** What the task asks **
Every line below that mentions the word "this" should be copied out.

** Entries supplied **

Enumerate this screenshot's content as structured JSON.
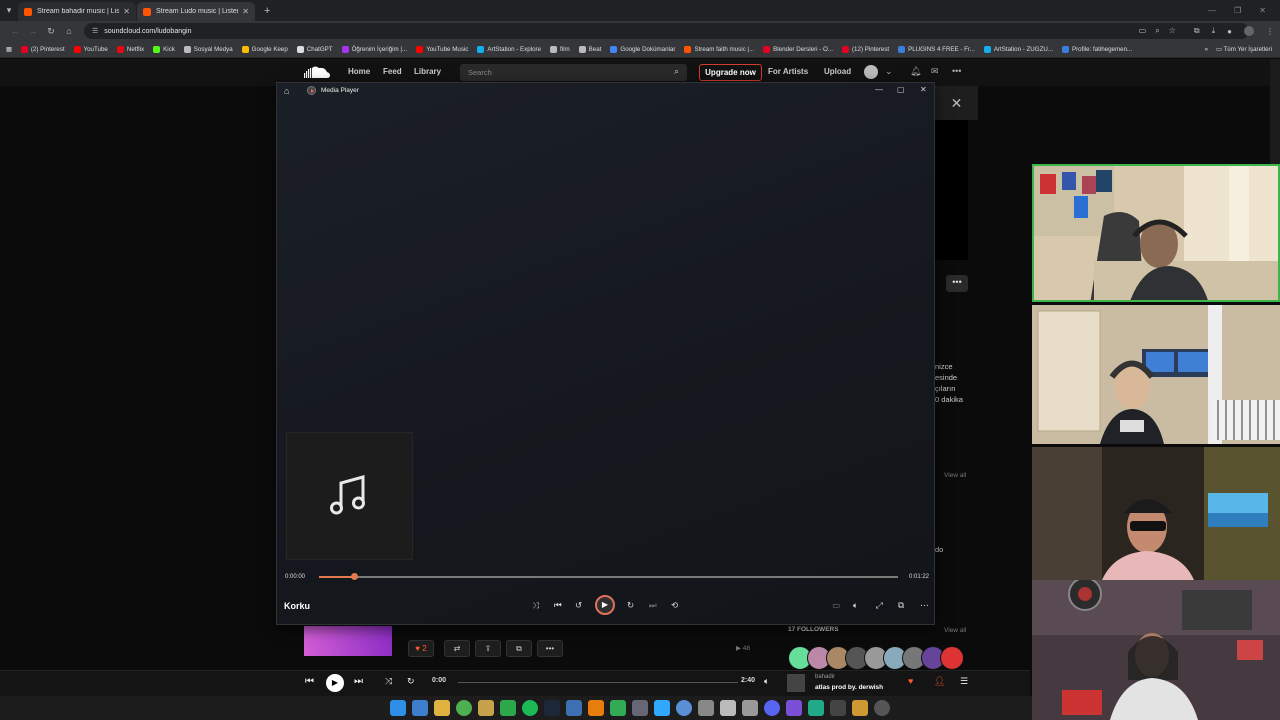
{
  "browser": {
    "tabs": [
      {
        "title": "Stream bahadir music | Listen to"
      },
      {
        "title": "Stream Ludo music | Listen to"
      }
    ],
    "url": "soundcloud.com/ludobangin",
    "bookmarks": [
      {
        "label": "(2) Pinterest",
        "color": "#e60023"
      },
      {
        "label": "YouTube",
        "color": "#ff0000"
      },
      {
        "label": "Netflix",
        "color": "#e50914"
      },
      {
        "label": "Kick",
        "color": "#53fc18"
      },
      {
        "label": "Sosyal Medya",
        "color": "#bbbbbb"
      },
      {
        "label": "Google Keep",
        "color": "#fbbc04"
      },
      {
        "label": "ChatGPT",
        "color": "#dddddd"
      },
      {
        "label": "Öğrenim İçeriğim |...",
        "color": "#a435f0"
      },
      {
        "label": "YouTube Music",
        "color": "#ff0000"
      },
      {
        "label": "ArtStation - Explore",
        "color": "#13aff0"
      },
      {
        "label": "film",
        "color": "#bbbbbb"
      },
      {
        "label": "Beat",
        "color": "#bbbbbb"
      },
      {
        "label": "Google Dokümanlar",
        "color": "#4285f4"
      },
      {
        "label": "Stream faith music |...",
        "color": "#ff5500"
      },
      {
        "label": "Blender Dersleri - O...",
        "color": "#e60023"
      },
      {
        "label": "(12) Pinterest",
        "color": "#e60023"
      },
      {
        "label": "PLUGINS 4 FREE - Fr...",
        "color": "#3b7dd8"
      },
      {
        "label": "ArtStation - ZUGZU...",
        "color": "#13aff0"
      },
      {
        "label": "Profile: fatihegemen...",
        "color": "#3b7dd8"
      }
    ],
    "all_bookmarks": "Tüm Yer İşaretleri"
  },
  "soundcloud": {
    "nav": {
      "home": "Home",
      "feed": "Feed",
      "library": "Library"
    },
    "search_placeholder": "Search",
    "upgrade": "Upgrade now",
    "for_artists": "For Artists",
    "upload": "Upload",
    "fragments": [
      "nizce",
      "esinde",
      "çıların",
      "0 dakika"
    ],
    "view_all": "View all",
    "fragment_do": "do",
    "followers": "17 FOLLOWERS",
    "track_like_count": "2",
    "track_plays": "▶ 48"
  },
  "player_bar": {
    "current_time": "0:00",
    "duration": "2:40",
    "artist": "bahadir",
    "title": "atlas prod by. derwish"
  },
  "media_player": {
    "window_title": "Media Player",
    "track_title": "Korku",
    "current_time": "0:00:00",
    "total_time": "0:01:22",
    "progress_fraction": 0.06,
    "accent_color": "#e27a4b"
  }
}
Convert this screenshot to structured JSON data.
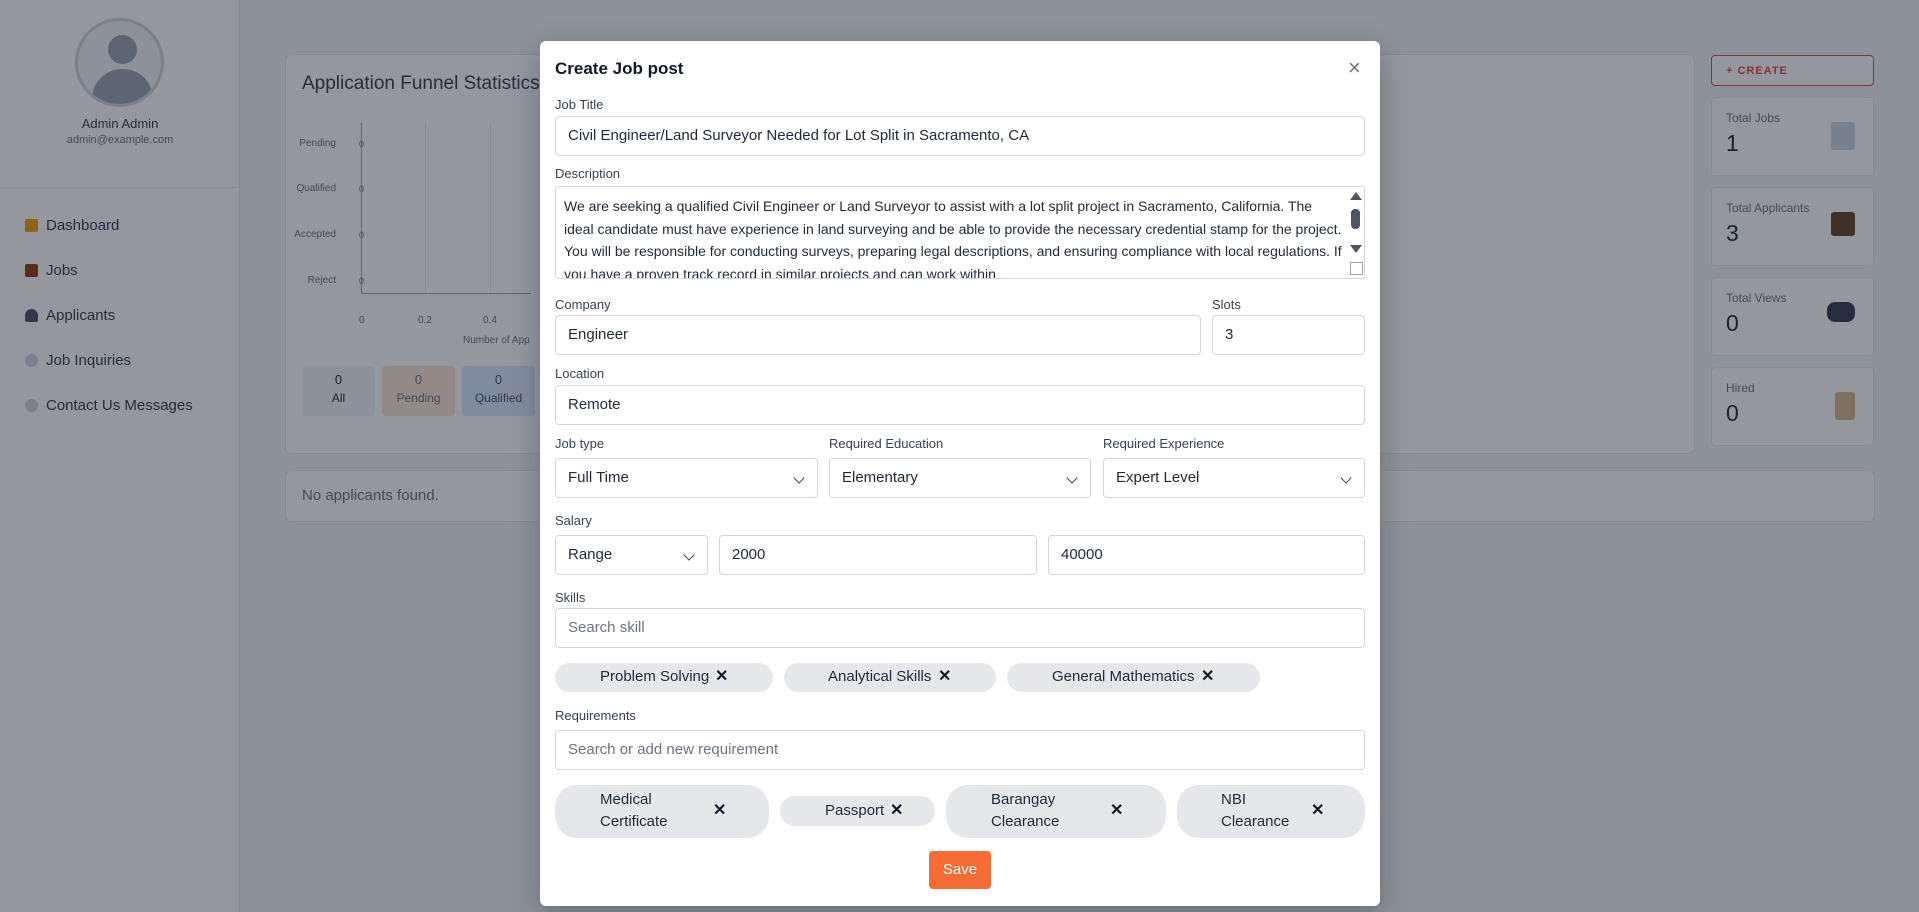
{
  "sidebar": {
    "admin_name": "Admin Admin",
    "admin_email": "admin@example.com",
    "items": [
      {
        "label": "Dashboard",
        "icon": "chart-icon"
      },
      {
        "label": "Jobs",
        "icon": "briefcase-icon"
      },
      {
        "label": "Applicants",
        "icon": "person-icon"
      },
      {
        "label": "Job Inquiries",
        "icon": "speech-bubble-icon"
      },
      {
        "label": "Contact Us Messages",
        "icon": "speech-bubble-icon"
      }
    ]
  },
  "funnel": {
    "title": "Application Funnel Statistics",
    "categories": [
      "Pending",
      "Qualified",
      "Accepted",
      "Reject"
    ],
    "values": [
      0,
      0,
      0,
      0
    ],
    "x_ticks": [
      "0",
      "0.2",
      "0.4"
    ],
    "x_label": "Number of App",
    "counts": [
      {
        "value": "0",
        "label": "All"
      },
      {
        "value": "0",
        "label": "Pending"
      },
      {
        "value": "0",
        "label": "Qualified"
      }
    ],
    "no_applicants": "No applicants found."
  },
  "stats": {
    "create_label": "+ CREATE",
    "cards": [
      {
        "label": "Total Jobs",
        "value": "1",
        "icon": "document-icon"
      },
      {
        "label": "Total Applicants",
        "value": "3",
        "icon": "briefcase-icon"
      },
      {
        "label": "Total Views",
        "value": "0",
        "icon": "binoculars-icon"
      },
      {
        "label": "Hired",
        "value": "0",
        "icon": "hourglass-icon"
      }
    ]
  },
  "modal": {
    "title": "Create Job post",
    "close_label": "×",
    "job_title_label": "Job Title",
    "job_title_value": "Civil Engineer/Land Surveyor Needed for Lot Split in Sacramento, CA",
    "description_label": "Description",
    "description_value": "We are seeking a qualified Civil Engineer or Land Surveyor to assist with a lot split project in Sacramento, California. The ideal candidate must have experience in land surveying and be able to provide the necessary credential stamp for the project. You will be responsible for conducting surveys, preparing legal descriptions, and ensuring compliance with local regulations. If you have a proven track record in similar projects and can work within",
    "company_label": "Company",
    "company_value": "Engineer",
    "slots_label": "Slots",
    "slots_value": "3",
    "location_label": "Location",
    "location_value": "Remote",
    "job_type_label": "Job type",
    "job_type_value": "Full Time",
    "education_label": "Required Education",
    "education_value": "Elementary",
    "experience_label": "Required Experience",
    "experience_value": "Expert Level",
    "salary_label": "Salary",
    "salary_type_value": "Range",
    "salary_min_value": "2000",
    "salary_max_value": "40000",
    "skills_label": "Skills",
    "skills_placeholder": "Search skill",
    "skills": [
      "Problem Solving",
      "Analytical Skills",
      "General Mathematics"
    ],
    "requirements_label": "Requirements",
    "requirements_placeholder": "Search or add new requirement",
    "requirements": [
      "Medical Certificate",
      "Passport",
      "Barangay Clearance",
      "NBI Clearance"
    ],
    "remove_glyph": "✕",
    "save_label": "Save"
  }
}
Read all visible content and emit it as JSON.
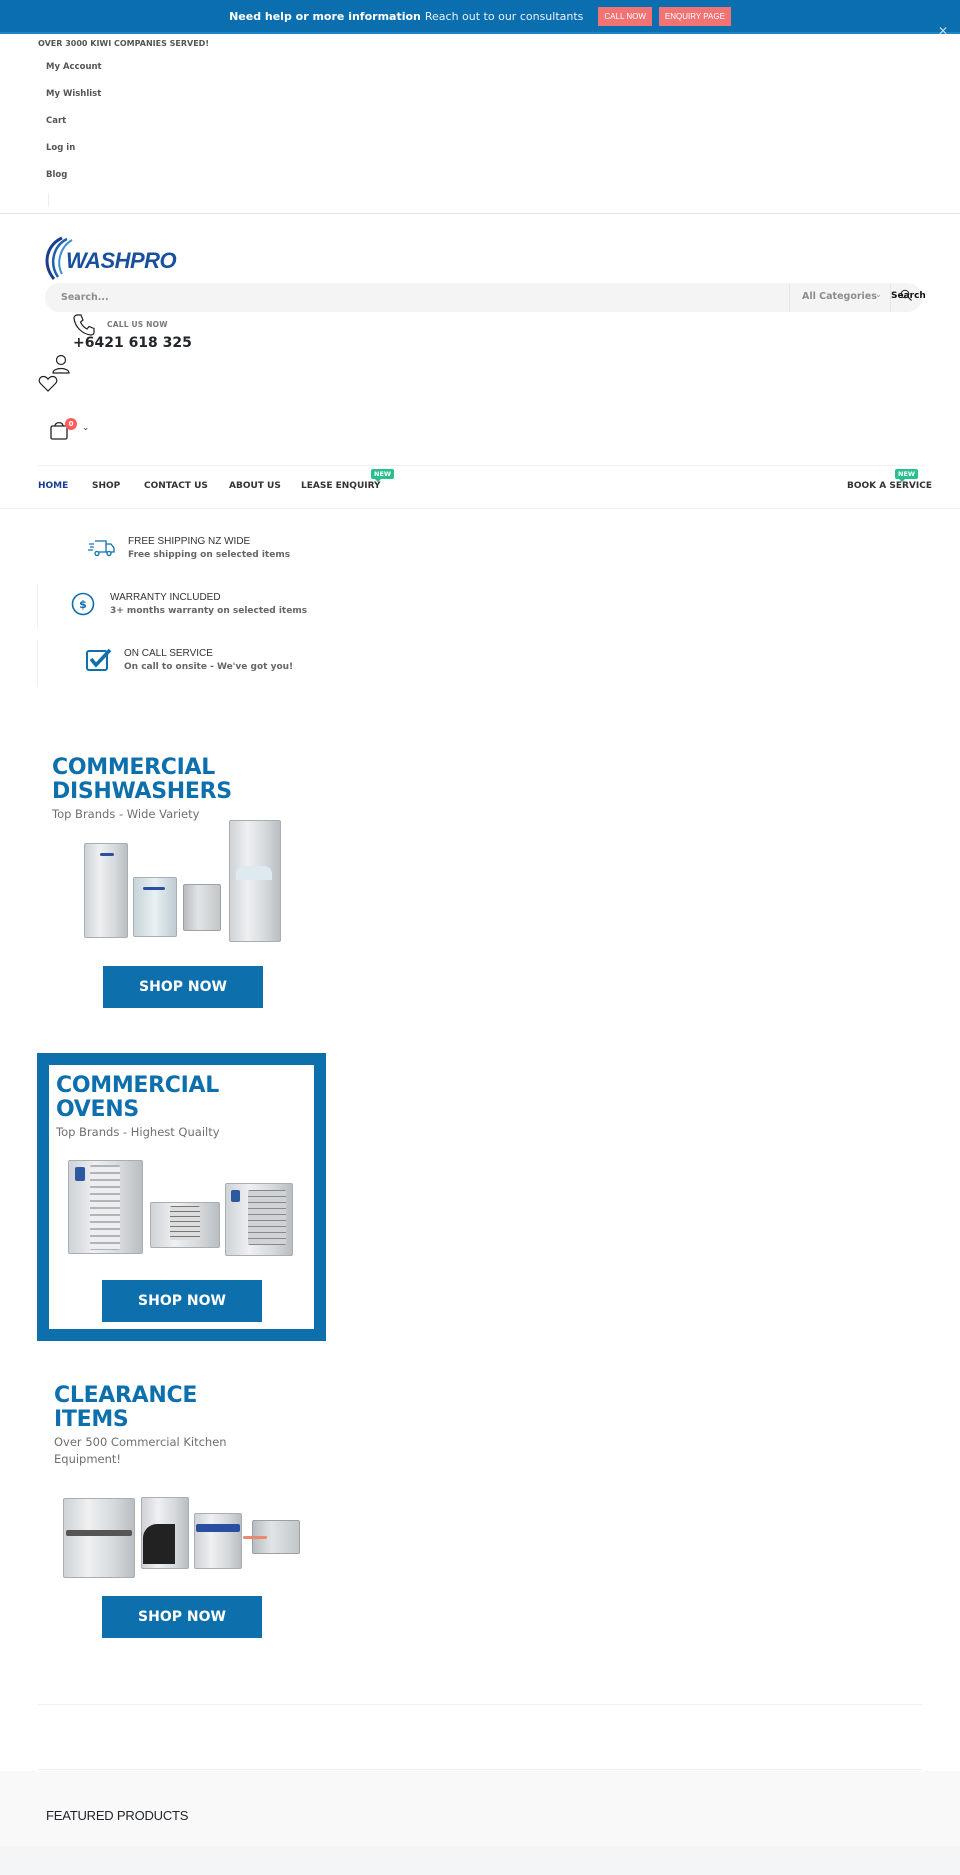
{
  "notice": {
    "strong_text": "Need help or more information",
    "text": "Reach out to our consultants",
    "call_now": "CALL NOW",
    "enquiry_page": "ENQUIRY PAGE",
    "close": "✕"
  },
  "header": {
    "tagline": "OVER 3000 KIWI COMPANIES SERVED!",
    "top_links": [
      "My Account",
      "My Wishlist",
      "Cart",
      "Log in",
      "Blog"
    ],
    "logo_text": "WASHPRO",
    "search": {
      "placeholder": "Search...",
      "category": "All Categories",
      "button": "Search"
    },
    "call_label": "CALL US NOW",
    "call_number": "+6421 618 325",
    "cart_count": "0"
  },
  "nav": {
    "items": [
      {
        "label": "HOME",
        "active": true
      },
      {
        "label": "SHOP"
      },
      {
        "label": "CONTACT US"
      },
      {
        "label": "ABOUT US"
      },
      {
        "label": "LEASE ENQUIRY",
        "badge": "NEW"
      },
      {
        "label": "BOOK A SERVICE",
        "badge": "NEW"
      }
    ]
  },
  "features": [
    {
      "icon": "truck-icon",
      "title": "FREE SHIPPING NZ WIDE",
      "subtitle": "Free shipping on selected items"
    },
    {
      "icon": "dollar-circle-icon",
      "title": "WARRANTY INCLUDED",
      "subtitle": "3+ months warranty on selected items"
    },
    {
      "icon": "checkbox-icon",
      "title": "ON CALL SERVICE",
      "subtitle": "On call to onsite - We've got you!"
    }
  ],
  "banners": [
    {
      "title_line1": "COMMERCIAL",
      "title_line2": "DISHWASHERS",
      "subtitle": "Top Brands - Wide Variety",
      "button": "SHOP NOW"
    },
    {
      "title_line1": "COMMERCIAL",
      "title_line2": "OVENS",
      "subtitle": "Top Brands - Highest Quailty",
      "button": "SHOP NOW"
    },
    {
      "title_line1": "CLEARANCE",
      "title_line2": "ITEMS",
      "subtitle_line1": "Over 500 Commercial Kitchen",
      "subtitle_line2": "Equipment!",
      "button": "SHOP NOW"
    }
  ],
  "featured": {
    "title": "FEATURED PRODUCTS"
  },
  "colors": {
    "brand_blue": "#0e6fad",
    "notice_bg": "#0a6eaf",
    "notice_button": "#f17373",
    "badge_new": "#2bbf8f",
    "cart_badge": "#ff5b5b",
    "nav_active": "#1a3d8f"
  }
}
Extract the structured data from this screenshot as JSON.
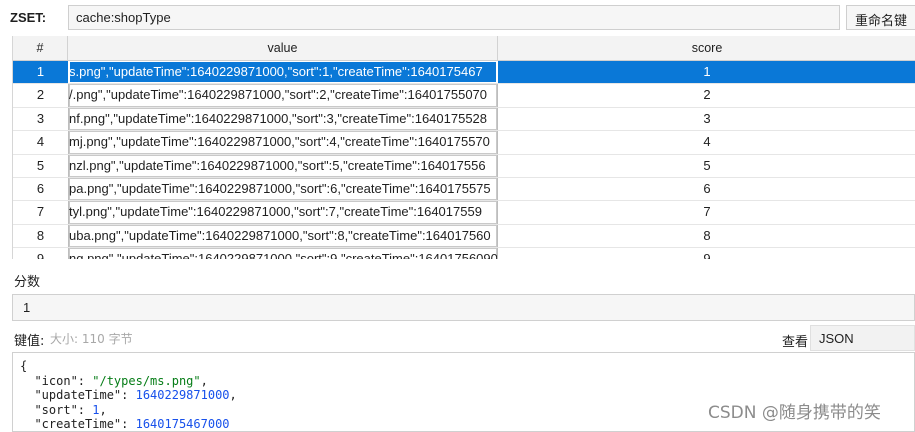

** In response **
Enumerate this screenshot's content as structured JSON.
Convert this screenshot to structured JSON data.
Extract the structured data from this screenshot as JSON.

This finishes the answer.